_Work required_
Print the records below word for word, but leave out the pictures.

** Start Records to use **

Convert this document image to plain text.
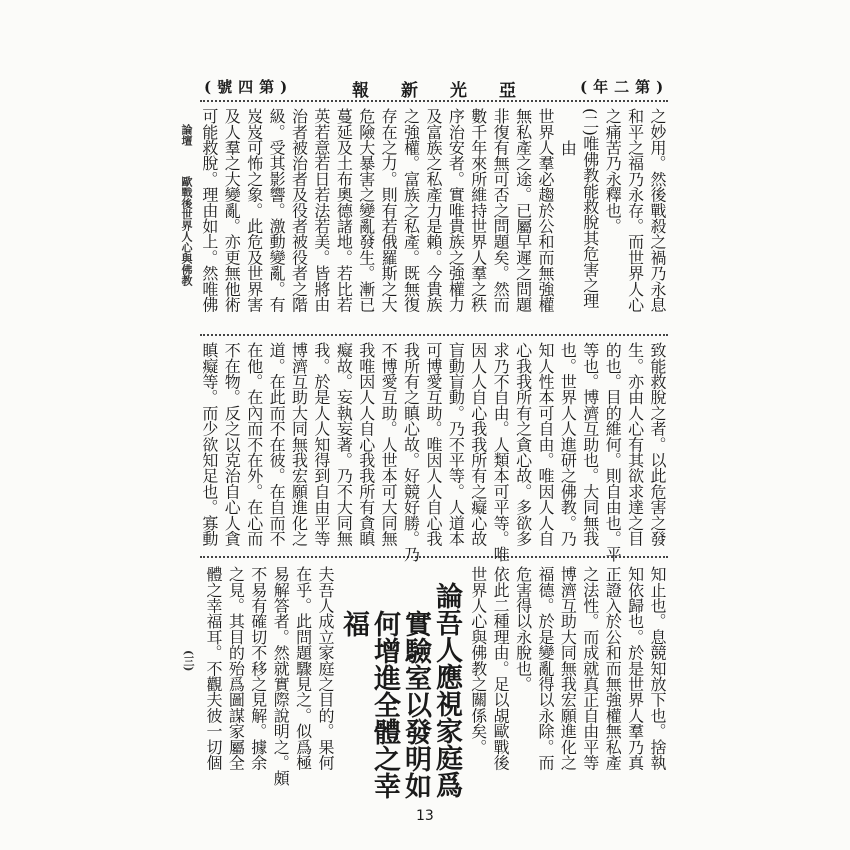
(第二年)
亞光新報
(第四號)
論壇
歐戰後世界人心與佛教
(三)
之妙用。然後戰殺之禍乃永息
和平之福乃永存。而世界人心
之痛苦乃永釋也。
(二)唯佛教能救脫其危害之理
由
世界人羣必趨於公和而無強權
無私產之途。已屬早遲之問題
非復有無可否之問題矣。然而
數千年來所維持世界人羣之秩
序治安者。實唯貴族之強權力
及富族之私產力是賴。今貴族
之強權。富族之私產。既無復
存在之力。則有若俄羅斯之大
危險大暴害之變亂發生。漸已
蔓延及土布奧德諸地。若比若
英若意若日若法若美。皆將由
治者被治者及役者被役者之階
級。受其影響。激動變亂。有
岌岌可怖之象。此危及世界害
及人羣之大變亂。亦更無他術
可能救脫。理由如上。然唯佛
致能救脫之者。以此危害之發
生。亦由人心有其欲求達之目
的也。目的維何。則自由也。平
等也。博濟互助也。大同無我
也。世界人人進研之佛教。乃
知人性本可自由。唯因人人自
心我我所有之貪心故。多欲多
求乃不自由。人類本可平等。唯
因人人自心我我所有之癡心故
盲動盲動。乃不平等。人道本
可博愛互助。唯因人人自心我
我所有之瞋心故。好競好勝。乃
不博愛互助。人世本可大同無
我唯因人人自心我我所有貪瞋
癡故。妄執妄著。乃不大同無
我。於是人人知得到自由平等
博濟互助大同無我宏願進化之
道。在此而不在彼。在自而不
在他。在內而不在外。在心而
不在物。反之以克治自心人貪
瞋癡等。而少欲知足也。寡動
知止也。息競知放下也。捨執
知依歸也。於是世界人羣乃真
正證入於公和而無強權無私產
之法性。而成就真正自由平等
博濟互助大同無我宏願進化之
福德。於是變亂得以永除。而
危害得以永脫也。
依此二種理由。足以覘歐戰後
世界人心與佛教之關係矣。
論吾人應視家庭爲
實驗室以發明如
何增進全體之幸
福
夫吾人成立家庭之目的。果何
在乎。此問題驟見之。似爲極
易解答者。然就實際說明之。頗
不易有確切不移之見解。據余
之見。其目的殆爲圖謀家屬全
體之幸福耳。不觀夫彼一切個
13
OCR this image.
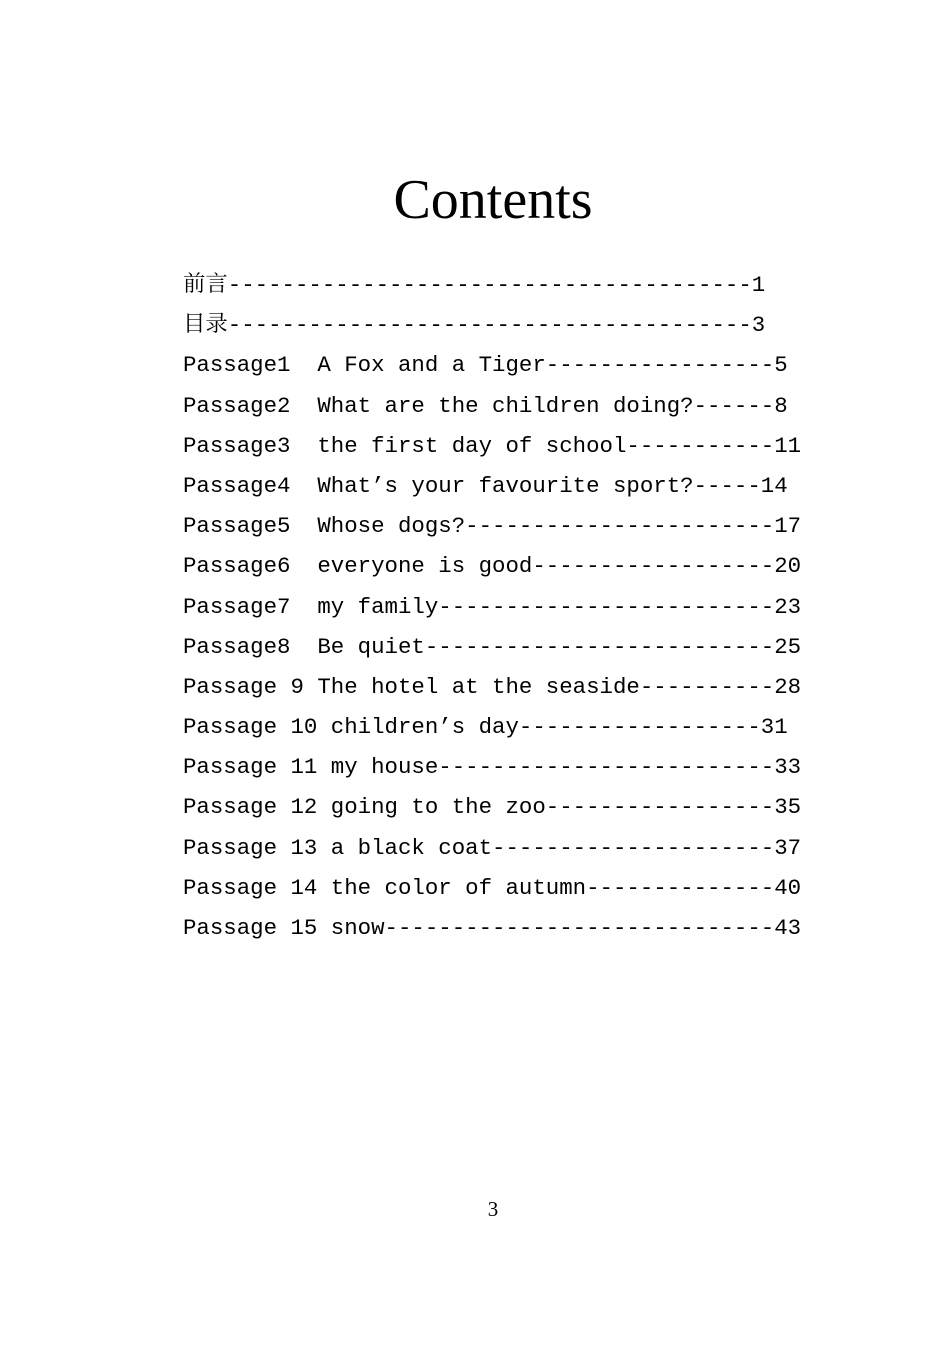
Contents
前言---------------------------------------1
目录---------------------------------------3
Passage1  A Fox and a Tiger-----------------5
Passage2  What are the children doing?------8
Passage3  the first day of school-----------11
Passage4  What’s your favourite sport?-----14
Passage5  Whose dogs?-----------------------17
Passage6  everyone is good------------------20
Passage7  my family-------------------------23
Passage8  Be quiet--------------------------25
Passage 9 The hotel at the seaside----------28
Passage 10 children’s day------------------31
Passage 11 my house-------------------------33
Passage 12 going to the zoo-----------------35
Passage 13 a black coat---------------------37
Passage 14 the color of autumn--------------40
Passage 15 snow-----------------------------43
3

** End Records to use **

_Task output_
Convert this document image to plain text.
(第二年)
亞光新報
(第四號)
論壇
歐戰後世界人心與佛教
(三)
之妙用。然後戰殺之禍乃永息
和平之福乃永存。而世界人心
之痛苦乃永釋也。
(二)唯佛教能救脫其危害之理
由
世界人羣必趨於公和而無強權
無私產之途。已屬早遲之問題
非復有無可否之問題矣。然而
數千年來所維持世界人羣之秩
序治安者。實唯貴族之強權力
及富族之私產力是賴。今貴族
之強權。富族之私產。既無復
存在之力。則有若俄羅斯之大
危險大暴害之變亂發生。漸已
蔓延及土布奧德諸地。若比若
英若意若日若法若美。皆將由
治者被治者及役者被役者之階
級。受其影響。激動變亂。有
岌岌可怖之象。此危及世界害
及人羣之大變亂。亦更無他術
可能救脫。理由如上。然唯佛
致能救脫之者。以此危害之發
生。亦由人心有其欲求達之目
的也。目的維何。則自由也。平
等也。博濟互助也。大同無我
也。世界人人進研之佛教。乃
知人性本可自由。唯因人人自
心我我所有之貪心故。多欲多
求乃不自由。人類本可平等。唯
因人人自心我我所有之癡心故
盲動盲動。乃不平等。人道本
可博愛互助。唯因人人自心我
我所有之瞋心故。好競好勝。乃
不博愛互助。人世本可大同無
我唯因人人自心我我所有貪瞋
癡故。妄執妄著。乃不大同無
我。於是人人知得到自由平等
博濟互助大同無我宏願進化之
道。在此而不在彼。在自而不
在他。在內而不在外。在心而
不在物。反之以克治自心人貪
瞋癡等。而少欲知足也。寡動
知止也。息競知放下也。捨執
知依歸也。於是世界人羣乃真
正證入於公和而無強權無私產
之法性。而成就真正自由平等
博濟互助大同無我宏願進化之
福德。於是變亂得以永除。而
危害得以永脫也。
依此二種理由。足以覘歐戰後
世界人心與佛教之關係矣。
論吾人應視家庭爲
實驗室以發明如
何增進全體之幸
福
夫吾人成立家庭之目的。果何
在乎。此問題驟見之。似爲極
易解答者。然就實際說明之。頗
不易有確切不移之見解。據余
之見。其目的殆爲圖謀家屬全
體之幸福耳。不觀夫彼一切個
13
OCR this image.
Contents
前言---------------------------------------1
目录---------------------------------------3
Passage1  A Fox and a Tiger-----------------5
Passage2  What are the children doing?------8
Passage3  the first day of school-----------11
Passage4  What’s your favourite sport?-----14
Passage5  Whose dogs?-----------------------17
Passage6  everyone is good------------------20
Passage7  my family-------------------------23
Passage8  Be quiet--------------------------25
Passage 9 The hotel at the seaside----------28
Passage 10 children’s day------------------31
Passage 11 my house-------------------------33
Passage 12 going to the zoo-----------------35
Passage 13 a black coat---------------------37
Passage 14 the color of autumn--------------40
Passage 15 snow-----------------------------43
3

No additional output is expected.